Aim of the task - Wherever a line holds the string "title", copy that line.
==========
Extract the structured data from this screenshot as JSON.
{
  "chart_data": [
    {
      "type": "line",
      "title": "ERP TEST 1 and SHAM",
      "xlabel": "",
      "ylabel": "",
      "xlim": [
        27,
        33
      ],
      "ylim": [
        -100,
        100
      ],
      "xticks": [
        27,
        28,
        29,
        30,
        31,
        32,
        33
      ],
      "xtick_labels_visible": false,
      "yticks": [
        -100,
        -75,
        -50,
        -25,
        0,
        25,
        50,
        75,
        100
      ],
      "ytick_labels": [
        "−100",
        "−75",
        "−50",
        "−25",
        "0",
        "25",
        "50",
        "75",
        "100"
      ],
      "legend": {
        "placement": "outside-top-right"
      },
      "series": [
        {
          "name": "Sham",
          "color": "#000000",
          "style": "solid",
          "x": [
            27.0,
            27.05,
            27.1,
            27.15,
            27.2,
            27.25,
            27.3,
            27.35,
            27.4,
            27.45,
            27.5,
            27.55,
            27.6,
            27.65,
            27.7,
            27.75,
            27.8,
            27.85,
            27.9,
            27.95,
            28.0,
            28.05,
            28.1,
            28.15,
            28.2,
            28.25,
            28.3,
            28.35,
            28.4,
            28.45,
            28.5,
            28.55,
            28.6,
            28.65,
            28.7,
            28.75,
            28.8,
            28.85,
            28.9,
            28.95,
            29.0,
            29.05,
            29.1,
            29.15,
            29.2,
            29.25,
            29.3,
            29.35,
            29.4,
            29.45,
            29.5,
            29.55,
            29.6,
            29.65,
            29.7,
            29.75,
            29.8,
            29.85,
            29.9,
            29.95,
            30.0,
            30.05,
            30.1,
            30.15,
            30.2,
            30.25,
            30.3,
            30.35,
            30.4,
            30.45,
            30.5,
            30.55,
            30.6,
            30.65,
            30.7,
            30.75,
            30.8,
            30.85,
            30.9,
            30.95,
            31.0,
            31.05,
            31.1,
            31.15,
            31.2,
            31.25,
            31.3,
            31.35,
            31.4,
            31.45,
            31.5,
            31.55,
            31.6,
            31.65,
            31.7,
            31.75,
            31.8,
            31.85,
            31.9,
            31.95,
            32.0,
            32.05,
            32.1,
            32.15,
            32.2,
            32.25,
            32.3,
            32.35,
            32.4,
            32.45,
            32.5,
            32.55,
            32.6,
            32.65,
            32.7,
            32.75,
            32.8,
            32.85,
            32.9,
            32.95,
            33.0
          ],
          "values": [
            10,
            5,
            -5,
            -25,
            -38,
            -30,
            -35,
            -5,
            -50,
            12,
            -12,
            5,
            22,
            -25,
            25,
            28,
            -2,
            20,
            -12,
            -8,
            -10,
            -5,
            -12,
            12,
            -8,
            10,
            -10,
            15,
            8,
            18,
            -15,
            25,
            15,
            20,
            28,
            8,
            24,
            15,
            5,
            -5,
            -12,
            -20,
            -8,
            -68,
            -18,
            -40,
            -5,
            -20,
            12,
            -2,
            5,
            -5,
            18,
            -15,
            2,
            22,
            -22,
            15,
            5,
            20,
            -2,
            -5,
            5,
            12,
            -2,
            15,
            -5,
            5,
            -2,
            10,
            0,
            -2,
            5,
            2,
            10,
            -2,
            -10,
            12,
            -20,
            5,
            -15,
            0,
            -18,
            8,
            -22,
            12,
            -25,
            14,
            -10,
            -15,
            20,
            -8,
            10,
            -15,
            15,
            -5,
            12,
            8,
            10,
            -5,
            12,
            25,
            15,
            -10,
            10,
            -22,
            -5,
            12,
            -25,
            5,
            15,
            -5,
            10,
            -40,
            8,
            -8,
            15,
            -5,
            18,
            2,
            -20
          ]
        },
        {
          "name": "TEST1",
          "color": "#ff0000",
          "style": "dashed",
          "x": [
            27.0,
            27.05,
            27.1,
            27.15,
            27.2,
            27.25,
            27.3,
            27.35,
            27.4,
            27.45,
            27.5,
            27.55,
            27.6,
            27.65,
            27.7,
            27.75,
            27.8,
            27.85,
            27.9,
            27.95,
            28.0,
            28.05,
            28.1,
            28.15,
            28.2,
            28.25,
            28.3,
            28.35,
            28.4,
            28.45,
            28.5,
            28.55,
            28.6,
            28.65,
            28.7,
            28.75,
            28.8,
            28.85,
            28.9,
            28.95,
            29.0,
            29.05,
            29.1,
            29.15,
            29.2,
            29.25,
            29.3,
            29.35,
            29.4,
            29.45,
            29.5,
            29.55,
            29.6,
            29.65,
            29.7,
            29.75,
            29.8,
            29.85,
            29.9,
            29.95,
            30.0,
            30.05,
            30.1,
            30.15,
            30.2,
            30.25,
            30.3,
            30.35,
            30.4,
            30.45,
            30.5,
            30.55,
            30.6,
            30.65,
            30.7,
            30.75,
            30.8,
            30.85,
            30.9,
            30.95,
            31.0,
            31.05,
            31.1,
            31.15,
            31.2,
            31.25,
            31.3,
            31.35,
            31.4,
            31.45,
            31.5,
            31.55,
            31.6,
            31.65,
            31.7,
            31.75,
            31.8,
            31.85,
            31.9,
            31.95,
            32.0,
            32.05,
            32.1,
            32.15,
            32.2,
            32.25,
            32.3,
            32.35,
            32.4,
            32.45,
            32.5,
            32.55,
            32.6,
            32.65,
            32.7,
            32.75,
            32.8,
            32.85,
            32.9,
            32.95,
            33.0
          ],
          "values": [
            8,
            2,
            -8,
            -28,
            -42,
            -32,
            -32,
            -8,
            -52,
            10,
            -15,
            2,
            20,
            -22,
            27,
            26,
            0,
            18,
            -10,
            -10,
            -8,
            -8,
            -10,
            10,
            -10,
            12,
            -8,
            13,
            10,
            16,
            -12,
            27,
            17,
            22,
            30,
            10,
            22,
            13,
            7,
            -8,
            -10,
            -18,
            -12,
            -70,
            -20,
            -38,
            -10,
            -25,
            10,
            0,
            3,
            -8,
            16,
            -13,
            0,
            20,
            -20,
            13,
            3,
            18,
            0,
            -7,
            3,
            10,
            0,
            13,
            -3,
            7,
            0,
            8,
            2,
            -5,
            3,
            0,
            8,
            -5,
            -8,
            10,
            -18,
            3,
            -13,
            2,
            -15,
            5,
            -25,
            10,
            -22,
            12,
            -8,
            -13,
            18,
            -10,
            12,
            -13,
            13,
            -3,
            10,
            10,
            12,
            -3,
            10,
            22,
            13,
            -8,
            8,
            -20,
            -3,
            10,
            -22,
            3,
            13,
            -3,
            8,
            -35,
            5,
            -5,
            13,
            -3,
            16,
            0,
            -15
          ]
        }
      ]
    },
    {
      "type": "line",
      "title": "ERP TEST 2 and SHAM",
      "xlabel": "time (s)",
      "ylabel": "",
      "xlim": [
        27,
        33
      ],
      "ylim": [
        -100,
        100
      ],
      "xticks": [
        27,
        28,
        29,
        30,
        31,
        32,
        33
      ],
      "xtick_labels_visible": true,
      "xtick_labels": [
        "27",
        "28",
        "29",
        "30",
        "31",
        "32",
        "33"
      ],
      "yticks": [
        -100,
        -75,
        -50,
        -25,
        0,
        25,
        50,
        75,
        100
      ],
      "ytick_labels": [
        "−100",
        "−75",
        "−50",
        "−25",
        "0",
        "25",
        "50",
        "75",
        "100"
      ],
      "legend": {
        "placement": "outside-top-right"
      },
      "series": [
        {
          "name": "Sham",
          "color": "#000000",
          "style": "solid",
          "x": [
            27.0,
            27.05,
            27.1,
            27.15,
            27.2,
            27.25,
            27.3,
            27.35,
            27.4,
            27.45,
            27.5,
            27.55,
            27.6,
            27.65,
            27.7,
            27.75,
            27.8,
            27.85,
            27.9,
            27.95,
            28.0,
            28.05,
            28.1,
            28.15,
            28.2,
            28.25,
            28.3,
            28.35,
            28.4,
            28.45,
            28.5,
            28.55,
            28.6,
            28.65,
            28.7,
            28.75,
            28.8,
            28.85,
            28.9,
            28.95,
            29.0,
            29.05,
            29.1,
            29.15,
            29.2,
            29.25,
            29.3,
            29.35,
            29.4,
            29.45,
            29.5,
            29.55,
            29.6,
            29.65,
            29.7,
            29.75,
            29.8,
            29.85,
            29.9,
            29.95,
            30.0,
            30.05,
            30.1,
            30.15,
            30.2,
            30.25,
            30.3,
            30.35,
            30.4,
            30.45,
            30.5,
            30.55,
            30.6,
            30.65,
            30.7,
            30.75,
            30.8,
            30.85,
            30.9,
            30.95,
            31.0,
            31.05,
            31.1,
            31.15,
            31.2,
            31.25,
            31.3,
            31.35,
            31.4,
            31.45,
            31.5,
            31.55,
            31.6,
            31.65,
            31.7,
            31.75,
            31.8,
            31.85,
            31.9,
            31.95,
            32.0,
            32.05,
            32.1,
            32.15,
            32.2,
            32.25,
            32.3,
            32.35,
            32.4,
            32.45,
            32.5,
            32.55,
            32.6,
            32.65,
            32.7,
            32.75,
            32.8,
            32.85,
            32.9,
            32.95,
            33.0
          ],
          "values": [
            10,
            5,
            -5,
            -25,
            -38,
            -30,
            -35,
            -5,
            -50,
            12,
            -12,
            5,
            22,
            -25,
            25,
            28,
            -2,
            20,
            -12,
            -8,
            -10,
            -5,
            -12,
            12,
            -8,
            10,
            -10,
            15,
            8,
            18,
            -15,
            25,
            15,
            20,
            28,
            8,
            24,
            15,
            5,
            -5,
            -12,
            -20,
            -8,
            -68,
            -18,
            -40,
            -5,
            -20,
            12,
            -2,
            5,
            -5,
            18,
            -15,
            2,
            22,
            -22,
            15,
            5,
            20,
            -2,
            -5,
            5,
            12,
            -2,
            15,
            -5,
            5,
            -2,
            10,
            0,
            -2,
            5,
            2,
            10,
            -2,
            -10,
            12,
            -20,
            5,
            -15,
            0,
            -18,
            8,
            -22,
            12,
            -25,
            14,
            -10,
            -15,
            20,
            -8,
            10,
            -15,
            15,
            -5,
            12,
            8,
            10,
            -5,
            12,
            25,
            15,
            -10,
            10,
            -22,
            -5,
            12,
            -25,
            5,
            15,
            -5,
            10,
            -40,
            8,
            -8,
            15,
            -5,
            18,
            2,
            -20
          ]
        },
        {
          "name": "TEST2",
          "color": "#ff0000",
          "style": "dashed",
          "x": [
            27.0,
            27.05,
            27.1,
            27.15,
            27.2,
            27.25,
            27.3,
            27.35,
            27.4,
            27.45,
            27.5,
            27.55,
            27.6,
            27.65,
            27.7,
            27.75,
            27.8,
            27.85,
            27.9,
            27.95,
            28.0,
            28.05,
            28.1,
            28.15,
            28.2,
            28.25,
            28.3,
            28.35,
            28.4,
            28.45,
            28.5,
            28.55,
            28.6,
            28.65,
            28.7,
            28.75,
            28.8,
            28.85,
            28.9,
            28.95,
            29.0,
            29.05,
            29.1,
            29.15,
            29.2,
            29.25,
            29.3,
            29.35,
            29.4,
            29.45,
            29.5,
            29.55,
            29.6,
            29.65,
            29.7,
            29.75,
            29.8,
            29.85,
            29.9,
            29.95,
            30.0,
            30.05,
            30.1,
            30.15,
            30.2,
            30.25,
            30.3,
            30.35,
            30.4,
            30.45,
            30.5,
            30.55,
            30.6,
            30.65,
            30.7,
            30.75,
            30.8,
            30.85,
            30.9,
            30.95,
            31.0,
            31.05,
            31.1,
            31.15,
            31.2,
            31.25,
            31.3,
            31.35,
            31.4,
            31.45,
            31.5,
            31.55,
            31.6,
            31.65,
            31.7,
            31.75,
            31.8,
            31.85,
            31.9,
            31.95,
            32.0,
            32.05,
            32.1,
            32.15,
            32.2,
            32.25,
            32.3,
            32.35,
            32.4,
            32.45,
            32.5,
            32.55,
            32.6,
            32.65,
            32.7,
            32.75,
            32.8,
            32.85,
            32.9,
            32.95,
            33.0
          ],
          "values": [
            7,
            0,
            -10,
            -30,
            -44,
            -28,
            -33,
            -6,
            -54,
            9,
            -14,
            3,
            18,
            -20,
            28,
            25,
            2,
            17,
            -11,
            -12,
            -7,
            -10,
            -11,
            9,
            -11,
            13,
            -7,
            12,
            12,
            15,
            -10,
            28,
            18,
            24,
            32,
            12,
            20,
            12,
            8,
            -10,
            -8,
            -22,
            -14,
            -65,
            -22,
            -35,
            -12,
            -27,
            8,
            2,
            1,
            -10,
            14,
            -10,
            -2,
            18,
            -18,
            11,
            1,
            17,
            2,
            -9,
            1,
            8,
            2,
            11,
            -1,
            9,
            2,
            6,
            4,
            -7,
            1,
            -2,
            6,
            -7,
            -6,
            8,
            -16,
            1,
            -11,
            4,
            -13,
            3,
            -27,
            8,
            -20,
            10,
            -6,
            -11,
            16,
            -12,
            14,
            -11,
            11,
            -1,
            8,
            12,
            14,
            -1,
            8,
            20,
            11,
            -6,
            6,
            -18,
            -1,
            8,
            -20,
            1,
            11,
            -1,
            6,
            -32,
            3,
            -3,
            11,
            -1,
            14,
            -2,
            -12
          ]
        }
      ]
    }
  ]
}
==========
Answer to this problem -
      "title": "ERP TEST 1 and SHAM",
      "title": "ERP TEST 2 and SHAM",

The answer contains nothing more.